= Written problem =
Repeat the material verbatim. Images are excluded from the copy.

───── Records provided ─────

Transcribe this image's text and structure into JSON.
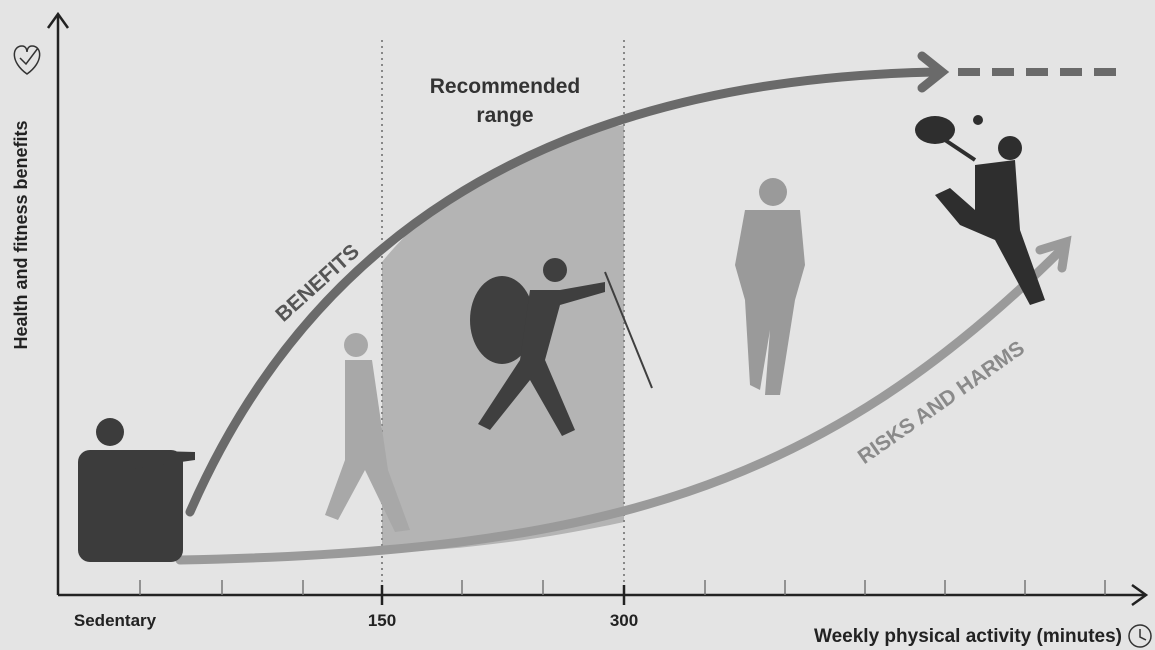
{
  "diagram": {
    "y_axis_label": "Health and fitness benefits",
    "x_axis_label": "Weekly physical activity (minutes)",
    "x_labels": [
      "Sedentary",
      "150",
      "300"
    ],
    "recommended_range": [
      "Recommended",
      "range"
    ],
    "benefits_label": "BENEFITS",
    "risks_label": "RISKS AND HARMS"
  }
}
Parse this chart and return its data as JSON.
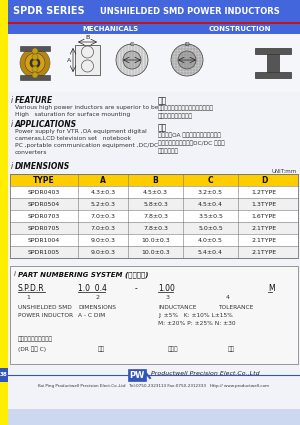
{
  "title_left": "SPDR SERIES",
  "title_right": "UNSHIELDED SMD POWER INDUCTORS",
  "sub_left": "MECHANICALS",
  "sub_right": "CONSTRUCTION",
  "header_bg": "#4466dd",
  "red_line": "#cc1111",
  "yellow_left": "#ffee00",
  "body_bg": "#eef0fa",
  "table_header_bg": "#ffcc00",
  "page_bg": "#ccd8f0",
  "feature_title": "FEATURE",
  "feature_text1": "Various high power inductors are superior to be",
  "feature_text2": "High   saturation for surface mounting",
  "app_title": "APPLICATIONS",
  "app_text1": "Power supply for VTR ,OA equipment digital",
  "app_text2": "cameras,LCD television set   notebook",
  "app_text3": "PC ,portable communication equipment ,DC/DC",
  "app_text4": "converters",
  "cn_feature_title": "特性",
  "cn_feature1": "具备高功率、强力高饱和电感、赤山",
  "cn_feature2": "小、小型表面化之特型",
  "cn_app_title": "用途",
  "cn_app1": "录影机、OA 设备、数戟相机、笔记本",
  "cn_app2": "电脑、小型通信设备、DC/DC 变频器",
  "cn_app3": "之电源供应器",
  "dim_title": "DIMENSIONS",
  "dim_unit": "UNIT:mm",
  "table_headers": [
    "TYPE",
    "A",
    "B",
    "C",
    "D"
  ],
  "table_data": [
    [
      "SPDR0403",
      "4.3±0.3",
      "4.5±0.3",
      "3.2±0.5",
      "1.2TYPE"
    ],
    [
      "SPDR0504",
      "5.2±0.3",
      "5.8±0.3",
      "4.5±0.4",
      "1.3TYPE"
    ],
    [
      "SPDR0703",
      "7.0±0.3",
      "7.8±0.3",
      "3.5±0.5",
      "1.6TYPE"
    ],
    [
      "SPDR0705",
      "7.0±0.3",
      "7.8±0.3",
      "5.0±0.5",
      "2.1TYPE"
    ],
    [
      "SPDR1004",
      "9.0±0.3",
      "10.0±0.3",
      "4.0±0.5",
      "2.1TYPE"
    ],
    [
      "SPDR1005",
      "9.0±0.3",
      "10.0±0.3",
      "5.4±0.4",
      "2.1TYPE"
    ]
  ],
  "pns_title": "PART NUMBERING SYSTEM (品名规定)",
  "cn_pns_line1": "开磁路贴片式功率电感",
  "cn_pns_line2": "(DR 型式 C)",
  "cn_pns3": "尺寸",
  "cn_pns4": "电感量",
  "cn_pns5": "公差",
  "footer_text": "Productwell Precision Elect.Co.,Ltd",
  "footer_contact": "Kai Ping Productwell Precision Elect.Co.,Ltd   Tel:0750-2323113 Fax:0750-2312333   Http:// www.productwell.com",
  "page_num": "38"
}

─────

= Full answer =
Transcribe this image's text and structure into JSON.
{
  "diagram": {
    "y_axis_label": "Health and fitness benefits",
    "x_axis_label": "Weekly physical activity (minutes)",
    "x_labels": [
      "Sedentary",
      "150",
      "300"
    ],
    "recommended_range": [
      "Recommended",
      "range"
    ],
    "benefits_label": "BENEFITS",
    "risks_label": "RISKS AND HARMS"
  }
}
Parse this chart and return its data as JSON.
{
  "title_left": "SPDR SERIES",
  "title_right": "UNSHIELDED SMD POWER INDUCTORS",
  "sub_left": "MECHANICALS",
  "sub_right": "CONSTRUCTION",
  "header_bg": "#4466dd",
  "red_line": "#cc1111",
  "yellow_left": "#ffee00",
  "body_bg": "#eef0fa",
  "table_header_bg": "#ffcc00",
  "page_bg": "#ccd8f0",
  "feature_title": "FEATURE",
  "feature_text1": "Various high power inductors are superior to be",
  "feature_text2": "High   saturation for surface mounting",
  "app_title": "APPLICATIONS",
  "app_text1": "Power supply for VTR ,OA equipment digital",
  "app_text2": "cameras,LCD television set   notebook",
  "app_text3": "PC ,portable communication equipment ,DC/DC",
  "app_text4": "converters",
  "cn_feature_title": "特性",
  "cn_feature1": "具备高功率、强力高饱和电感、赤山",
  "cn_feature2": "小、小型表面化之特型",
  "cn_app_title": "用途",
  "cn_app1": "录影机、OA 设备、数戟相机、笔记本",
  "cn_app2": "电脑、小型通信设备、DC/DC 变频器",
  "cn_app3": "之电源供应器",
  "dim_title": "DIMENSIONS",
  "dim_unit": "UNIT:mm",
  "table_headers": [
    "TYPE",
    "A",
    "B",
    "C",
    "D"
  ],
  "table_data": [
    [
      "SPDR0403",
      "4.3±0.3",
      "4.5±0.3",
      "3.2±0.5",
      "1.2TYPE"
    ],
    [
      "SPDR0504",
      "5.2±0.3",
      "5.8±0.3",
      "4.5±0.4",
      "1.3TYPE"
    ],
    [
      "SPDR0703",
      "7.0±0.3",
      "7.8±0.3",
      "3.5±0.5",
      "1.6TYPE"
    ],
    [
      "SPDR0705",
      "7.0±0.3",
      "7.8±0.3",
      "5.0±0.5",
      "2.1TYPE"
    ],
    [
      "SPDR1004",
      "9.0±0.3",
      "10.0±0.3",
      "4.0±0.5",
      "2.1TYPE"
    ],
    [
      "SPDR1005",
      "9.0±0.3",
      "10.0±0.3",
      "5.4±0.4",
      "2.1TYPE"
    ]
  ],
  "pns_title": "PART NUMBERING SYSTEM (品名规定)",
  "cn_pns_line1": "开磁路贴片式功率电感",
  "cn_pns_line2": "(DR 型式 C)",
  "cn_pns3": "尺寸",
  "cn_pns4": "电感量",
  "cn_pns5": "公差",
  "footer_text": "Productwell Precision Elect.Co.,Ltd",
  "footer_contact": "Kai Ping Productwell Precision Elect.Co.,Ltd   Tel:0750-2323113 Fax:0750-2312333   Http:// www.productwell.com",
  "page_num": "38"
}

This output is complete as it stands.